### Instructions for the task
Collect all lines containing the word "GRANTS" from the data.
>>>>
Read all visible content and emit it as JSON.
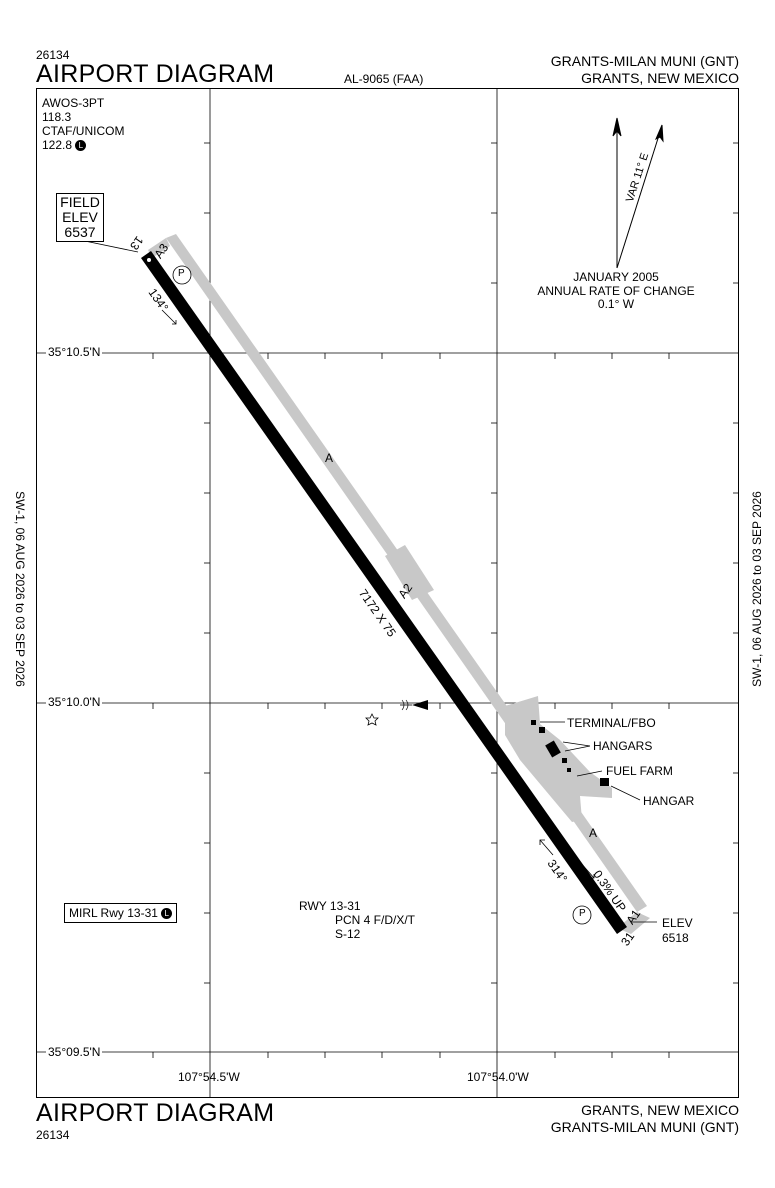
{
  "header": {
    "procedure_number": "26134",
    "title": "AIRPORT DIAGRAM",
    "chart_id": "AL-9065 (FAA)",
    "airport_name": "GRANTS-MILAN MUNI (GNT)",
    "location": "GRANTS, NEW MEXICO"
  },
  "footer": {
    "title": "AIRPORT DIAGRAM",
    "procedure_number": "26134",
    "location": "GRANTS, NEW MEXICO",
    "airport_name": "GRANTS-MILAN MUNI (GNT)"
  },
  "side_text": {
    "left": "SW-1,  06 AUG 2026  to  03 SEP 2026",
    "right": "SW-1,  06 AUG 2026  to  03 SEP 2026"
  },
  "comms": {
    "awos_label": "AWOS-3PT",
    "awos_freq": "118.3",
    "ctaf_label": "CTAF/UNICOM",
    "ctaf_freq": "122.8",
    "lighting_symbol": "L"
  },
  "field_elev": {
    "label1": "FIELD",
    "label2": "ELEV",
    "value": "6537"
  },
  "magnetic": {
    "var_label": "VAR 11° E",
    "date": "JANUARY 2005",
    "rate_label": "ANNUAL RATE OF CHANGE",
    "rate_value": "0.1° W"
  },
  "coordinates": {
    "lat_top": "35°10.5'N",
    "lat_mid": "35°10.0'N",
    "lat_bot": "35°09.5'N",
    "lon_left": "107°54.5'W",
    "lon_right": "107°54.0'W"
  },
  "runway": {
    "end_13": "13",
    "end_31": "31",
    "heading_13": "134°",
    "heading_31": "314°",
    "dimensions": "7172 X 75",
    "slope": "0.3% UP",
    "end_31_elev_label": "ELEV",
    "end_31_elev": "6518",
    "parking_symbol": "P"
  },
  "taxiways": {
    "a": "A",
    "a1": "A1",
    "a2": "A2",
    "a3": "A3"
  },
  "facilities": {
    "terminal": "TERMINAL/FBO",
    "hangars": "HANGARS",
    "fuel_farm": "FUEL FARM",
    "hangar": "HANGAR"
  },
  "runway_info": {
    "rwy": "RWY 13-31",
    "pcn": "PCN 4 F/D/X/T",
    "strength": "S-12"
  },
  "lighting": {
    "mirl": "MIRL Rwy 13-31",
    "symbol": "L"
  },
  "colors": {
    "runway": "#000000",
    "taxiway": "#c8c8c8",
    "grid": "#000000"
  }
}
<<<<
### Response to this task
    "airport_name": "GRANTS-MILAN MUNI (GNT)",
    "location": "GRANTS, NEW MEXICO"
    "location": "GRANTS, NEW MEXICO",
    "airport_name": "GRANTS-MILAN MUNI (GNT)"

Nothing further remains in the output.